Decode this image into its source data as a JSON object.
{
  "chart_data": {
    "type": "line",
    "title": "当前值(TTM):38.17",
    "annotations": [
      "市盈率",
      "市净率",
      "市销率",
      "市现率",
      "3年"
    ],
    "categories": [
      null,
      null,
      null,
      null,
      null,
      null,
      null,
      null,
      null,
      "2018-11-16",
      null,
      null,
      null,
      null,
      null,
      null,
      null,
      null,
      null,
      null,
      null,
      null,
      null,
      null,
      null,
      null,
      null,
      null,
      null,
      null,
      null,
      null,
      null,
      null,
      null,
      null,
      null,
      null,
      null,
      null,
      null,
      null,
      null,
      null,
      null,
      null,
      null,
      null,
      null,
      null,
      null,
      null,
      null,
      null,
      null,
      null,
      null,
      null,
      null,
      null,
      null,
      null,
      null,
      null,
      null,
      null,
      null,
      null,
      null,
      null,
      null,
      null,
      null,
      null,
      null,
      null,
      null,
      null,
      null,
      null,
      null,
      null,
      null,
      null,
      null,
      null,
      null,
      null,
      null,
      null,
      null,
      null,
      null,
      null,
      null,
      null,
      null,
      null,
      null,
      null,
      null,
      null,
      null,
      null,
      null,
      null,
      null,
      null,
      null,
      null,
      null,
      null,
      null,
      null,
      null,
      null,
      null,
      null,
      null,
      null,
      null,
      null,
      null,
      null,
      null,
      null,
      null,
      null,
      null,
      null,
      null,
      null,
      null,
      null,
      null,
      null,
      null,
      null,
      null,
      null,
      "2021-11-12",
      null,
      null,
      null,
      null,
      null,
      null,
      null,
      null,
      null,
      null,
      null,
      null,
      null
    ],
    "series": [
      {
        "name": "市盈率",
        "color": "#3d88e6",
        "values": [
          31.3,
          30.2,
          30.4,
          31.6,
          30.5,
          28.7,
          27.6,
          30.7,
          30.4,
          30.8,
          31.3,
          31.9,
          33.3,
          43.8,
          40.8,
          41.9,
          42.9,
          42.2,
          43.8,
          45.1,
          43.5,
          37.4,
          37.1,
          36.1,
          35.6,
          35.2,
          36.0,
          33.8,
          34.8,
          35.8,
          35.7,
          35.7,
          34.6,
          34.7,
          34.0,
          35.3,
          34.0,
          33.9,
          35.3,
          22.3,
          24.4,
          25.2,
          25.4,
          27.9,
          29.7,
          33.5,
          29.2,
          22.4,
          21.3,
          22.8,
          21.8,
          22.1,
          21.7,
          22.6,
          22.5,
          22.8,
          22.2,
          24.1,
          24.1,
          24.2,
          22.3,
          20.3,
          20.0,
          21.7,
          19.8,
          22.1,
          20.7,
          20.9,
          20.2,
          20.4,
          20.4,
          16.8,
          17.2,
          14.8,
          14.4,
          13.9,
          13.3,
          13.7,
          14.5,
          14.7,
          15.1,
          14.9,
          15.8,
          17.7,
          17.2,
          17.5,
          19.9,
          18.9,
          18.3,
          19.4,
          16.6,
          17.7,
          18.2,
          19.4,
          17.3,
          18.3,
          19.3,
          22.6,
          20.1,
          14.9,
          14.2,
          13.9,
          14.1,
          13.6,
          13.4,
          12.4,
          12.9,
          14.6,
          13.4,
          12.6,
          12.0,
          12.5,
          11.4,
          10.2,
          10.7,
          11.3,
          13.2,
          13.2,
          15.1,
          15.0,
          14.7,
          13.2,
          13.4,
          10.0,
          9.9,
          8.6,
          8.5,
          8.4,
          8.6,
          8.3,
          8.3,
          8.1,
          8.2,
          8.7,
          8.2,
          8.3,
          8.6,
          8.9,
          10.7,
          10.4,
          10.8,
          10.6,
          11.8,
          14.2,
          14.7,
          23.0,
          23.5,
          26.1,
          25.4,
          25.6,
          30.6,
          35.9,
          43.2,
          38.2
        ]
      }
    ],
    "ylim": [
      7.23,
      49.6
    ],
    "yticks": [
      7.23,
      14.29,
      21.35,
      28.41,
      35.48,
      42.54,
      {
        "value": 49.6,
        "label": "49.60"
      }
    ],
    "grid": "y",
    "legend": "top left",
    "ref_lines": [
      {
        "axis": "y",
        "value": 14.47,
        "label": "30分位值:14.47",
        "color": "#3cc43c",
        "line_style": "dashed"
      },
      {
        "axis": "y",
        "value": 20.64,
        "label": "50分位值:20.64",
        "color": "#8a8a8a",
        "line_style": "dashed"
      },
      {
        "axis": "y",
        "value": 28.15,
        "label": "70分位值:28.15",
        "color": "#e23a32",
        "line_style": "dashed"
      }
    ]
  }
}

Written problem: Copy all lines from the entries that contain the word "label".

Result of the exercise:
        "label": "49.60"
        "label": "30分位值:14.47",
        "label": "50分位值:20.64",
        "label": "70分位值:28.15",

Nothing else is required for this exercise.